Written instruction =>
Return the listing below verbatim. Pictures do not belong in the copy.

Dataset records =>
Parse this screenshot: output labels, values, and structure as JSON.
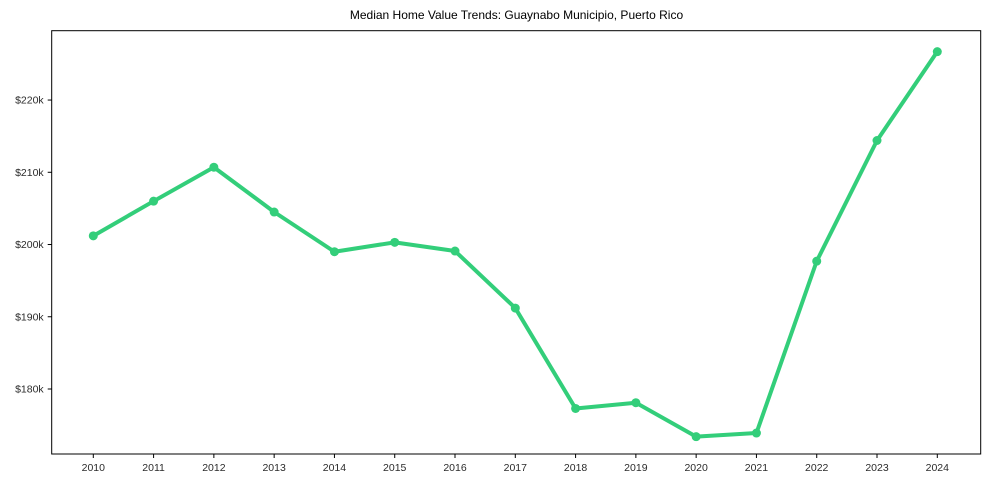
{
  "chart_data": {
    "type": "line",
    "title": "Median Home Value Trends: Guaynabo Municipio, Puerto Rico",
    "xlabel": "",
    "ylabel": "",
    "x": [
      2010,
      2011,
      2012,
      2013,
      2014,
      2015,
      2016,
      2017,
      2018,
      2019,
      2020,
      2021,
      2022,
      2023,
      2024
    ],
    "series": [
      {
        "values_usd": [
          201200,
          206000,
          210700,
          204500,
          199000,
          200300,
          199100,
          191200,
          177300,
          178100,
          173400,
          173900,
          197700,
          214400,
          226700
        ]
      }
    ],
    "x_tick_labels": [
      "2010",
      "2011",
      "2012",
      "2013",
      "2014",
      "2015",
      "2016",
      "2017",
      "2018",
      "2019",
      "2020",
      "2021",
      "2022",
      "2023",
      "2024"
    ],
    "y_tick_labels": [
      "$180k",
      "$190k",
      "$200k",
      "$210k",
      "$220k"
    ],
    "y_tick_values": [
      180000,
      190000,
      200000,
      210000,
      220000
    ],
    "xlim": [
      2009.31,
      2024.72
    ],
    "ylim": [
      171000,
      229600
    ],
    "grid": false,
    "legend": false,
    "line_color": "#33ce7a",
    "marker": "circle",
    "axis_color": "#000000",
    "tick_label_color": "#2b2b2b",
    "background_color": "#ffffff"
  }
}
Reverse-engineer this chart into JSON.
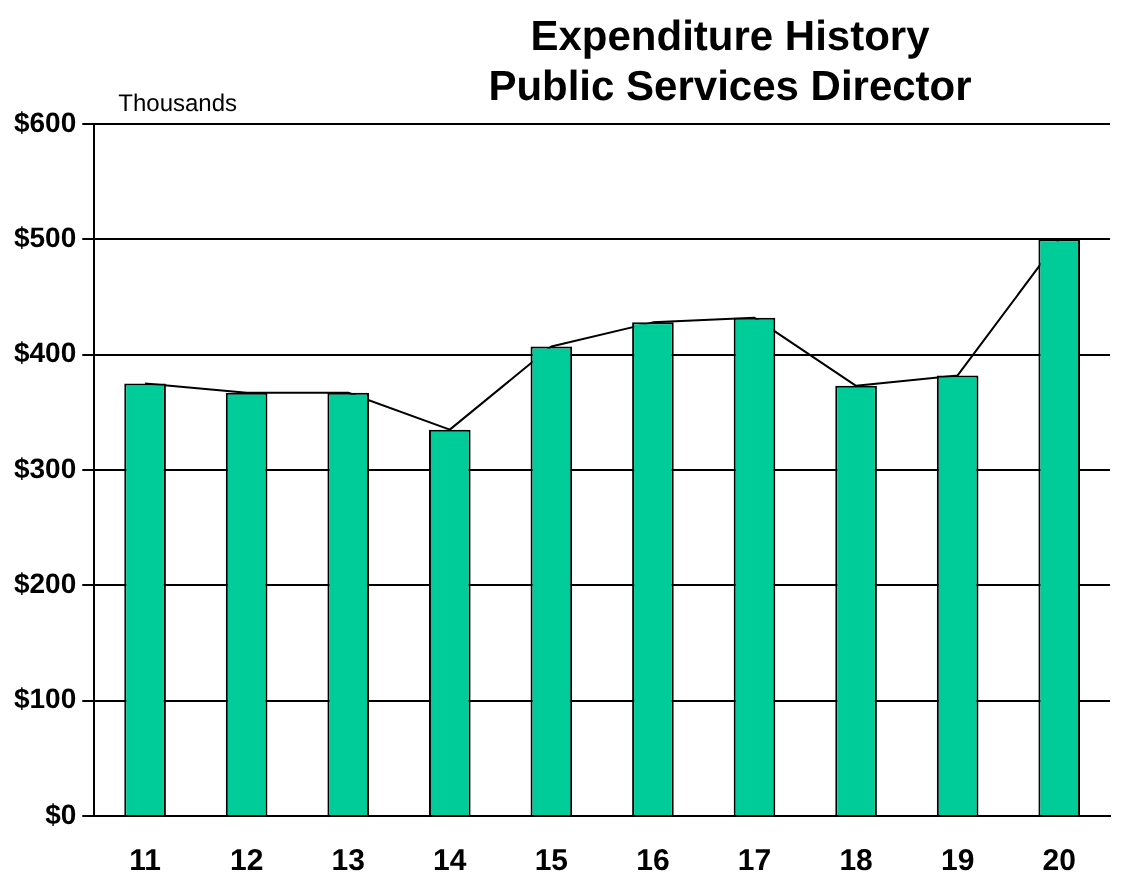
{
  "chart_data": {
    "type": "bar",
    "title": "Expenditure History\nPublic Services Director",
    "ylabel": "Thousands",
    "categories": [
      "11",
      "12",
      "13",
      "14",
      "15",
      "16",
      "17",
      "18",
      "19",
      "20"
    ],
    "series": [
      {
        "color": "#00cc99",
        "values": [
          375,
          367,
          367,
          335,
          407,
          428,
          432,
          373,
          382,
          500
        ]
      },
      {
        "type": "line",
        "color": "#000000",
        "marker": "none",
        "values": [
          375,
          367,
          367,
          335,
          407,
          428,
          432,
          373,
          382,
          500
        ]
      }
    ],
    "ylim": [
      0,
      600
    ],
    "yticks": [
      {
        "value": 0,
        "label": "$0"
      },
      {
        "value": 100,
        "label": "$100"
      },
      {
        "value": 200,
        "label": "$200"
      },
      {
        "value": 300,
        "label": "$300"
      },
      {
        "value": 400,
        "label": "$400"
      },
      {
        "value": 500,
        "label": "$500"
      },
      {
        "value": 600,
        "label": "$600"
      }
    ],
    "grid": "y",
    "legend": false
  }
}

Written answer =>
Parse this screenshot: output labels, values, and structure as JSON.
{
  "chart_data": {
    "type": "line",
    "title": "Median Home Value Trends: Guaynabo Municipio, Puerto Rico",
    "xlabel": "",
    "ylabel": "",
    "x": [
      2010,
      2011,
      2012,
      2013,
      2014,
      2015,
      2016,
      2017,
      2018,
      2019,
      2020,
      2021,
      2022,
      2023,
      2024
    ],
    "series": [
      {
        "values_usd": [
          201200,
          206000,
          210700,
          204500,
          199000,
          200300,
          199100,
          191200,
          177300,
          178100,
          173400,
          173900,
          197700,
          214400,
          226700
        ]
      }
    ],
    "x_tick_labels": [
      "2010",
      "2011",
      "2012",
      "2013",
      "2014",
      "2015",
      "2016",
      "2017",
      "2018",
      "2019",
      "2020",
      "2021",
      "2022",
      "2023",
      "2024"
    ],
    "y_tick_labels": [
      "$180k",
      "$190k",
      "$200k",
      "$210k",
      "$220k"
    ],
    "y_tick_values": [
      180000,
      190000,
      200000,
      210000,
      220000
    ],
    "xlim": [
      2009.31,
      2024.72
    ],
    "ylim": [
      171000,
      229600
    ],
    "grid": false,
    "legend": false,
    "line_color": "#33ce7a",
    "marker": "circle",
    "axis_color": "#000000",
    "tick_label_color": "#2b2b2b",
    "background_color": "#ffffff"
  }
}
Reverse-engineer this chart into JSON.
{
  "chart_data": {
    "type": "bar",
    "title": "Expenditure History\nPublic Services Director",
    "ylabel": "Thousands",
    "categories": [
      "11",
      "12",
      "13",
      "14",
      "15",
      "16",
      "17",
      "18",
      "19",
      "20"
    ],
    "series": [
      {
        "color": "#00cc99",
        "values": [
          375,
          367,
          367,
          335,
          407,
          428,
          432,
          373,
          382,
          500
        ]
      },
      {
        "type": "line",
        "color": "#000000",
        "marker": "none",
        "values": [
          375,
          367,
          367,
          335,
          407,
          428,
          432,
          373,
          382,
          500
        ]
      }
    ],
    "ylim": [
      0,
      600
    ],
    "yticks": [
      {
        "value": 0,
        "label": "$0"
      },
      {
        "value": 100,
        "label": "$100"
      },
      {
        "value": 200,
        "label": "$200"
      },
      {
        "value": 300,
        "label": "$300"
      },
      {
        "value": 400,
        "label": "$400"
      },
      {
        "value": 500,
        "label": "$500"
      },
      {
        "value": 600,
        "label": "$600"
      }
    ],
    "grid": "y",
    "legend": false
  }
}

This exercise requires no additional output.